** ENTRIES PROVIDED **
********************

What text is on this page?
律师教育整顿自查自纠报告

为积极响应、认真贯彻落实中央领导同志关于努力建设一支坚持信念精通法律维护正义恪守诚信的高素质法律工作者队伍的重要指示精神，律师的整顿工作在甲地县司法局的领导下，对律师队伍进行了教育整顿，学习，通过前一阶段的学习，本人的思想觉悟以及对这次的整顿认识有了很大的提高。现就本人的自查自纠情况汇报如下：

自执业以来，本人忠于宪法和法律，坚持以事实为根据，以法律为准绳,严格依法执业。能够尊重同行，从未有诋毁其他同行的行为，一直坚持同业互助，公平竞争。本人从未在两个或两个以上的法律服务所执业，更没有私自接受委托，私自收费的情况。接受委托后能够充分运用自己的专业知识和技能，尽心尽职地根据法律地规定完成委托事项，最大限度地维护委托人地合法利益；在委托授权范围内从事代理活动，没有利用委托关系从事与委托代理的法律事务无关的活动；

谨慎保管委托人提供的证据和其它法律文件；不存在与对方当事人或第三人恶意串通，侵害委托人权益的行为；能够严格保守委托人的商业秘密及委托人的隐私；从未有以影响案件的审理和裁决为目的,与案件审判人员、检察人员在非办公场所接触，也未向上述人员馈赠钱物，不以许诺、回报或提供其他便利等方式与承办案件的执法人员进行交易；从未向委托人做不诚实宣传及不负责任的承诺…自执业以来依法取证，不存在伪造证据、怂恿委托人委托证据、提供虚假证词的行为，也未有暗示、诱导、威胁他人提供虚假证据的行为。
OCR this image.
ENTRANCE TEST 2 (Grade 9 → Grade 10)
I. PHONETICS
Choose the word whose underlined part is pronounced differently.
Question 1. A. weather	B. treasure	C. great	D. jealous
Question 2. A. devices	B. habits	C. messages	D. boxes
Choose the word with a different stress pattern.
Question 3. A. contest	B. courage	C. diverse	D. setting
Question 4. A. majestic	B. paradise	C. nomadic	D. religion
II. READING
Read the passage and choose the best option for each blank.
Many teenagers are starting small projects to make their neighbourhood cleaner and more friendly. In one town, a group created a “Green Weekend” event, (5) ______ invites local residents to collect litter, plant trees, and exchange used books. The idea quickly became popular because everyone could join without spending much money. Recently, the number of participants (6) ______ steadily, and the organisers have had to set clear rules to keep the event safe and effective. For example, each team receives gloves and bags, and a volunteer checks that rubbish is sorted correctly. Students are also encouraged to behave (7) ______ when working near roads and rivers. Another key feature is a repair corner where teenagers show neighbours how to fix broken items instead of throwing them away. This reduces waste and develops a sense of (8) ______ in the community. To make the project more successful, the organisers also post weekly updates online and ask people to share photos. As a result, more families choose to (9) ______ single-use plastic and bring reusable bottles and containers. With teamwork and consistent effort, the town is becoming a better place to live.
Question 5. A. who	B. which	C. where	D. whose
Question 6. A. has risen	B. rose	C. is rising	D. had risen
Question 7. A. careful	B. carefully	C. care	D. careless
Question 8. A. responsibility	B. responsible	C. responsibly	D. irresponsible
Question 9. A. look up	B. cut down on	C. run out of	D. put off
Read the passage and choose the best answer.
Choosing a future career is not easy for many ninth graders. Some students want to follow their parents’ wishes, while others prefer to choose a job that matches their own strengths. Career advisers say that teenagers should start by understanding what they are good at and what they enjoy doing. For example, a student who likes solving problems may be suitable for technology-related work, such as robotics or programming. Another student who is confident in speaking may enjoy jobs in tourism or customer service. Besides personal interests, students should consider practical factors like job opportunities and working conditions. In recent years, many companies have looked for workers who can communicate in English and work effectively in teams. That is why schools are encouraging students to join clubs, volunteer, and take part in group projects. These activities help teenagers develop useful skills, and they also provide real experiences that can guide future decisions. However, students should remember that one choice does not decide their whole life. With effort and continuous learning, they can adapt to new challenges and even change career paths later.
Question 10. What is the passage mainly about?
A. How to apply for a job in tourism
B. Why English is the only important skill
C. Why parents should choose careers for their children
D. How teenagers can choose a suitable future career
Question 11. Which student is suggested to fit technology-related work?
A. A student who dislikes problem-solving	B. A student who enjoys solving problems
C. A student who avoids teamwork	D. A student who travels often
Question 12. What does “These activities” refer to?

********************

Search the records above for "whose". Copy each line where it is found.

Choose the word whose underlined part is pronounced differently.
Question 5. A. who	B. which	C. where	D. whose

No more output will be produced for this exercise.